> [Description of the task]:
Reproduce the listing that follows with no differences at all.

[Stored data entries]
────────

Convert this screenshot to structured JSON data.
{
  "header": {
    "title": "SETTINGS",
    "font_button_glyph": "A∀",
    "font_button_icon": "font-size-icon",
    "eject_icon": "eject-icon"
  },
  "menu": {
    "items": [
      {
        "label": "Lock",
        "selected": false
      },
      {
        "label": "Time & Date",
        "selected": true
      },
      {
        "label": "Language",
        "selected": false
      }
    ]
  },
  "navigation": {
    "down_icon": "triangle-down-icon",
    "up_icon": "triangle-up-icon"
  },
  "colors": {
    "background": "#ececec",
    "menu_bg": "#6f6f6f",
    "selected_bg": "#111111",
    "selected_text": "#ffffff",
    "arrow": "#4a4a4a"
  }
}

────────

> [Solution to the exercise]:
Convert this screenshot to structured JSON data.
{
  "header": {
    "title": "SETTINGS",
    "font_button_glyph": "A∀",
    "font_button_icon": "font-size-icon",
    "eject_icon": "eject-icon"
  },
  "menu": {
    "items": [
      {
        "label": "Lock",
        "selected": false
      },
      {
        "label": "Time & Date",
        "selected": true
      },
      {
        "label": "Language",
        "selected": false
      }
    ]
  },
  "navigation": {
    "down_icon": "triangle-down-icon",
    "up_icon": "triangle-up-icon"
  },
  "colors": {
    "background": "#ececec",
    "menu_bg": "#6f6f6f",
    "selected_bg": "#111111",
    "selected_text": "#ffffff",
    "arrow": "#4a4a4a"
  }
}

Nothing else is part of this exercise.